Start of Raw data
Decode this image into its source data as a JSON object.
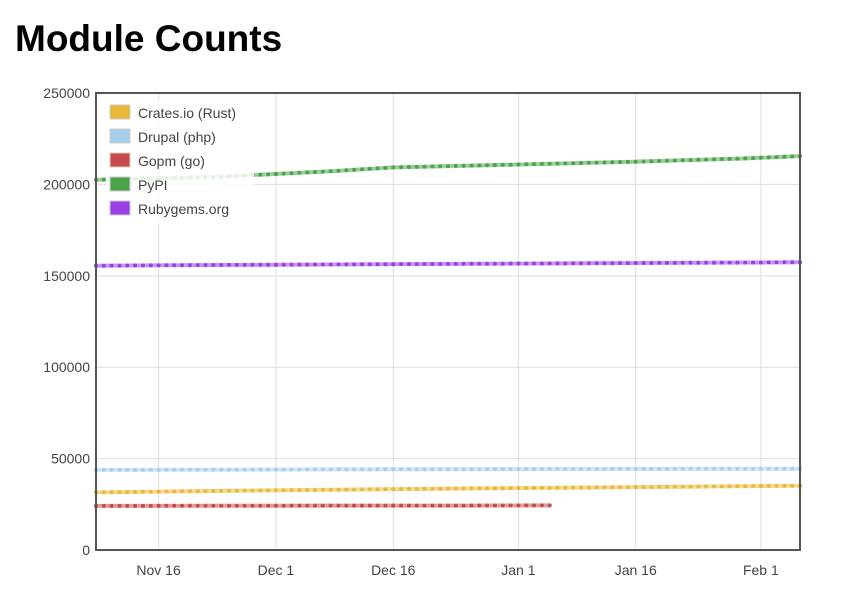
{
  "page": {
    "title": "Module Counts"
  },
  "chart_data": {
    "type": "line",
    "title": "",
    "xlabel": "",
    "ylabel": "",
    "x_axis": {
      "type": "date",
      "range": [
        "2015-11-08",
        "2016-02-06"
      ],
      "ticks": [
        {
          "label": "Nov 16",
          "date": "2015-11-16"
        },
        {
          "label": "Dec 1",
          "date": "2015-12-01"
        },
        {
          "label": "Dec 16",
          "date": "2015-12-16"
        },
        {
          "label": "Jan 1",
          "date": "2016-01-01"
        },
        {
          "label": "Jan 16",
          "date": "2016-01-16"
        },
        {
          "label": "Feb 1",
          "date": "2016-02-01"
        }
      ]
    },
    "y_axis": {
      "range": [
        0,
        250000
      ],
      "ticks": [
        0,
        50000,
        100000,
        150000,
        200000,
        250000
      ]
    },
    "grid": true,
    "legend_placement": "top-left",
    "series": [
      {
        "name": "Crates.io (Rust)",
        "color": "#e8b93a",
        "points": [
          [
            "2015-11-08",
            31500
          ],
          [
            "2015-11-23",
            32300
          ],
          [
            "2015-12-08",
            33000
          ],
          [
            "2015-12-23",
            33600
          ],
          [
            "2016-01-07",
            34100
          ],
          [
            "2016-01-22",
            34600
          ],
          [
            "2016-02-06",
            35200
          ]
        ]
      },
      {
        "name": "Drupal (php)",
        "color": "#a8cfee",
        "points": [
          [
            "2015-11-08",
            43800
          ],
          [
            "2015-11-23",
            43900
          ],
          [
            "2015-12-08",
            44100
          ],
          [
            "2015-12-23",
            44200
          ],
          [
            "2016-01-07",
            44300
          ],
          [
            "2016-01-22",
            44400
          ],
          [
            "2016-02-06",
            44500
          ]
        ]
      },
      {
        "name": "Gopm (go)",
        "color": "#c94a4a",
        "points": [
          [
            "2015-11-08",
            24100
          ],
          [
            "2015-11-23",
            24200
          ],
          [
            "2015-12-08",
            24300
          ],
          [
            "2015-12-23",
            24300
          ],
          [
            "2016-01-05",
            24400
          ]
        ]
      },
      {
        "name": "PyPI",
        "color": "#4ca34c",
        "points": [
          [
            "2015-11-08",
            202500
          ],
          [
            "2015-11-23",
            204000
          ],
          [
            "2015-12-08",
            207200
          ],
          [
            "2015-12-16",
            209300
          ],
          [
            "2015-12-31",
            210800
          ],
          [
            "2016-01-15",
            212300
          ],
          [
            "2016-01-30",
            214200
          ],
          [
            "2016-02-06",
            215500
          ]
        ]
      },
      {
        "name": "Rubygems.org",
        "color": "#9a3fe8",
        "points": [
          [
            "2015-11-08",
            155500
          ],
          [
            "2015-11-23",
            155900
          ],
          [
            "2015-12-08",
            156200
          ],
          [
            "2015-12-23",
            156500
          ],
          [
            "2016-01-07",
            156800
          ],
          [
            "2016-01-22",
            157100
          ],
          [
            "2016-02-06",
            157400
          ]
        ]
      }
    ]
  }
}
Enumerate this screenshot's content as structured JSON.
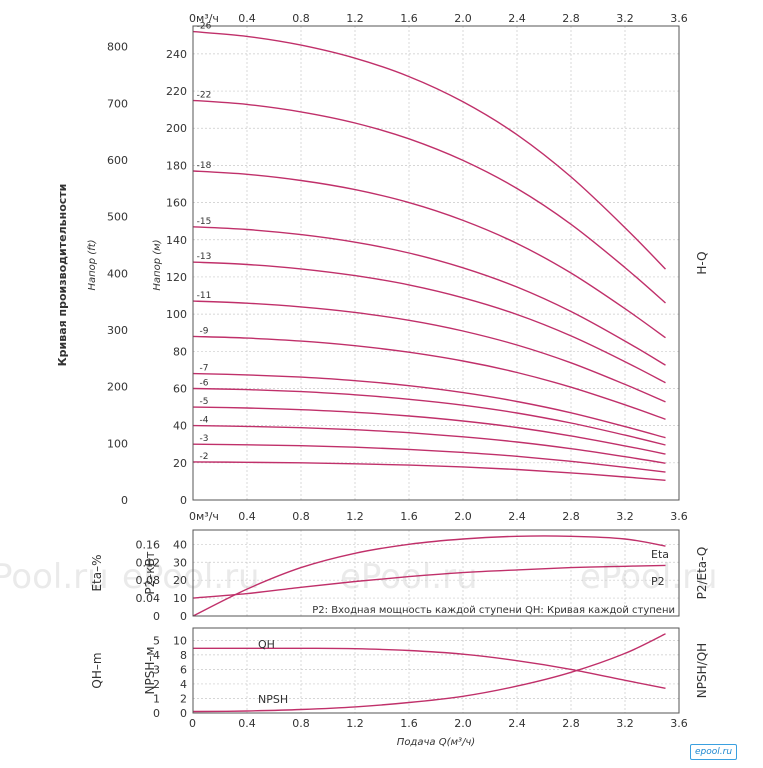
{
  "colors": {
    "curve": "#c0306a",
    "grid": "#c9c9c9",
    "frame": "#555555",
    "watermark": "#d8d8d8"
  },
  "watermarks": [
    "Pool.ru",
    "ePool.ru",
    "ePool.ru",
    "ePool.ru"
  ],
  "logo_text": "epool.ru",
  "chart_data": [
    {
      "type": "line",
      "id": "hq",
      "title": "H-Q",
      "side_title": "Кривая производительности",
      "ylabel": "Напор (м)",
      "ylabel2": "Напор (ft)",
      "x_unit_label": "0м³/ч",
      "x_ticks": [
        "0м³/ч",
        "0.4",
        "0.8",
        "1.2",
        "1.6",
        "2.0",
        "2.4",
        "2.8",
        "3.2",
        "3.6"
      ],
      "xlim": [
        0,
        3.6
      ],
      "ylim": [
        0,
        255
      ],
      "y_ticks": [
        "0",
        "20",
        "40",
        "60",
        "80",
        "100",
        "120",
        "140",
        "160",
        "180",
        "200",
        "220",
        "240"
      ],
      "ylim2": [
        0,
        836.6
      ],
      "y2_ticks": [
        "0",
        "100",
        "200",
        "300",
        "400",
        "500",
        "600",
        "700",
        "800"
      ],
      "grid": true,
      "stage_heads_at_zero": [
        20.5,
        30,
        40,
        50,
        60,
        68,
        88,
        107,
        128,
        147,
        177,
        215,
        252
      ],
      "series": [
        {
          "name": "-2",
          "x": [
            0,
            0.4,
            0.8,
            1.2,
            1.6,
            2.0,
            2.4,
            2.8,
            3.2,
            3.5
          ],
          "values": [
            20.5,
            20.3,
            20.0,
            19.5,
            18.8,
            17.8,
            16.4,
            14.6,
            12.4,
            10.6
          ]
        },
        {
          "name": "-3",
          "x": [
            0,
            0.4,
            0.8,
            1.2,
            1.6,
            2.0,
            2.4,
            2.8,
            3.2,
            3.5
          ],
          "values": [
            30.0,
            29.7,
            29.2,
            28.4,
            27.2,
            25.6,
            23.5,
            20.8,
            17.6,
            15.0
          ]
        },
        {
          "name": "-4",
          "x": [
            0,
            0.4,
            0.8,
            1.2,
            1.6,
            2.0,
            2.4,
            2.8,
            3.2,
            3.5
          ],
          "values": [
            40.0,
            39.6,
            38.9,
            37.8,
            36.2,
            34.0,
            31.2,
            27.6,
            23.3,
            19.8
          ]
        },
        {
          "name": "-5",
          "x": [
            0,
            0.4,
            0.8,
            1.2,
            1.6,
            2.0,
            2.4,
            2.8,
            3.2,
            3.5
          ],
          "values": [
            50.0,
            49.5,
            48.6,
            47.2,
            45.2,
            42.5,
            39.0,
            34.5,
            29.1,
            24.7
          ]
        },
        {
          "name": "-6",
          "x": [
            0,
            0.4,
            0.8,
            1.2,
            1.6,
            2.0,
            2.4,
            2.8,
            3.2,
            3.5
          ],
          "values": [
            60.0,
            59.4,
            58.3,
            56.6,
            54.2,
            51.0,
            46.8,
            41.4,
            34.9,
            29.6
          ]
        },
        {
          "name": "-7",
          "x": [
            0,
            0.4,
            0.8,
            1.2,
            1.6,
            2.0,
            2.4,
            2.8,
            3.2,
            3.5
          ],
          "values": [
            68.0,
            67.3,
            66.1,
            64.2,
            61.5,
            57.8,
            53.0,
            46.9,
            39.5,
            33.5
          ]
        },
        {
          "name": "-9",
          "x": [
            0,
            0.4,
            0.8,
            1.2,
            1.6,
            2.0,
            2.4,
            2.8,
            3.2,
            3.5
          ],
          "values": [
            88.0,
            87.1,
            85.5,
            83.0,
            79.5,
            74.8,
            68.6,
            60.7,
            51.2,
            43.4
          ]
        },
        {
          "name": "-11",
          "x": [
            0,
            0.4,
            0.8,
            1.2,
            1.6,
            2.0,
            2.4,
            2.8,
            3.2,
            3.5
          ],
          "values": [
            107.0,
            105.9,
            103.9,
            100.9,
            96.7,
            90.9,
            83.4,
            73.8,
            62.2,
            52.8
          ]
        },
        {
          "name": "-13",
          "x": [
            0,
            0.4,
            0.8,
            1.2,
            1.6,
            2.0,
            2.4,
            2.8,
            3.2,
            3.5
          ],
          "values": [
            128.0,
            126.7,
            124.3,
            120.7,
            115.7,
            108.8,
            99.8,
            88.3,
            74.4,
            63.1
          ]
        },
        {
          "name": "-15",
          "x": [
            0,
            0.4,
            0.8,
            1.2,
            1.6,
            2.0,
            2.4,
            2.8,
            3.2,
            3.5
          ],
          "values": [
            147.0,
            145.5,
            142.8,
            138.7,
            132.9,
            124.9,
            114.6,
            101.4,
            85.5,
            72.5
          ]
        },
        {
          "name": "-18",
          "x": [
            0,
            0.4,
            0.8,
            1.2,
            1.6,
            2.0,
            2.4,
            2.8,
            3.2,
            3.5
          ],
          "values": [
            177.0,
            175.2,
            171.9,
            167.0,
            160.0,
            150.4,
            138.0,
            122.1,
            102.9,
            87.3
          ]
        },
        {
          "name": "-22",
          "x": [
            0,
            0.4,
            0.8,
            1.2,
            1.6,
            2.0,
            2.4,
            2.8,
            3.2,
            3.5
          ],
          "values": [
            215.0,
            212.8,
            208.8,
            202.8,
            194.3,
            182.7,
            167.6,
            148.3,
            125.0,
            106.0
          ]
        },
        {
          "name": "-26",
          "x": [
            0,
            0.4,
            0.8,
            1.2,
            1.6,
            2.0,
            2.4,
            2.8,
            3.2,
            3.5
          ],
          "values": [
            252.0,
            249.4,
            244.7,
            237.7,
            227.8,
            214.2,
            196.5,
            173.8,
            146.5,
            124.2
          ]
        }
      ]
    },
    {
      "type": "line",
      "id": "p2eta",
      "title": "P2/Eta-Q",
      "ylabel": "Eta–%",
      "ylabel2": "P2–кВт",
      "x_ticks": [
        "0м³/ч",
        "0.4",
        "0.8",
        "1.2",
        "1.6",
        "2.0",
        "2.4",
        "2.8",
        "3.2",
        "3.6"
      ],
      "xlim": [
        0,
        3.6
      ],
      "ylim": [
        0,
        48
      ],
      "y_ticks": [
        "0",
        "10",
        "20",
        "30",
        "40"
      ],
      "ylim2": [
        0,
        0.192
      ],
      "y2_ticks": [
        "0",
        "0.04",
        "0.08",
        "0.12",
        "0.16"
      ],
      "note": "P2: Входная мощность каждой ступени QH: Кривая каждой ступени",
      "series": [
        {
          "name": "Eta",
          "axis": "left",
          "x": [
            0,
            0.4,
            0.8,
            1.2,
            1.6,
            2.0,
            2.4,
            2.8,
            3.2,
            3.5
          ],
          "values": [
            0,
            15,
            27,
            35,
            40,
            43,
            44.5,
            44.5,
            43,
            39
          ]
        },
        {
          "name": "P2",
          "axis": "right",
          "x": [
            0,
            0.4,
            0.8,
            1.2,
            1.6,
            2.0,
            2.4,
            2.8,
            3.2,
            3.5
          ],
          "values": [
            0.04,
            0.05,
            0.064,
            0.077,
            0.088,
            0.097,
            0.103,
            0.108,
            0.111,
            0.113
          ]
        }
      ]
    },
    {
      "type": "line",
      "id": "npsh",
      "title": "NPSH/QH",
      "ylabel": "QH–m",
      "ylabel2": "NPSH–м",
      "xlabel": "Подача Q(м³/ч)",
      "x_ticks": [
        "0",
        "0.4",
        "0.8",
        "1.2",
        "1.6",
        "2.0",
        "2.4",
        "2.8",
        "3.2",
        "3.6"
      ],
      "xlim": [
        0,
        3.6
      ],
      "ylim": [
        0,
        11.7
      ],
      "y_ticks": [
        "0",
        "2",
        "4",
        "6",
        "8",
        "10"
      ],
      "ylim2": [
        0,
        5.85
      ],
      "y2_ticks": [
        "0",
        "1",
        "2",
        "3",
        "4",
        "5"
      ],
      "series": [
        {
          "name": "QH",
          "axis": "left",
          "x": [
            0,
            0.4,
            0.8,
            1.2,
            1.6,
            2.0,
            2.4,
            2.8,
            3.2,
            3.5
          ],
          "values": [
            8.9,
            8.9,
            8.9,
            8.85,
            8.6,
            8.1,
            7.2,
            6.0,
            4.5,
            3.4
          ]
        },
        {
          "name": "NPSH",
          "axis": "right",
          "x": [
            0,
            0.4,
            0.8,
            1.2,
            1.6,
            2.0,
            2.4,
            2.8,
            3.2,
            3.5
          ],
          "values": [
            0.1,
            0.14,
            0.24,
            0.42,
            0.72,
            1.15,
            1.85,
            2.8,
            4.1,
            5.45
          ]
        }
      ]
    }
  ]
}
End of Raw data
*Stated task:* Some lines of the data may hold the word "JSON". Say how many do, with nothing else.

*Expected output:* 2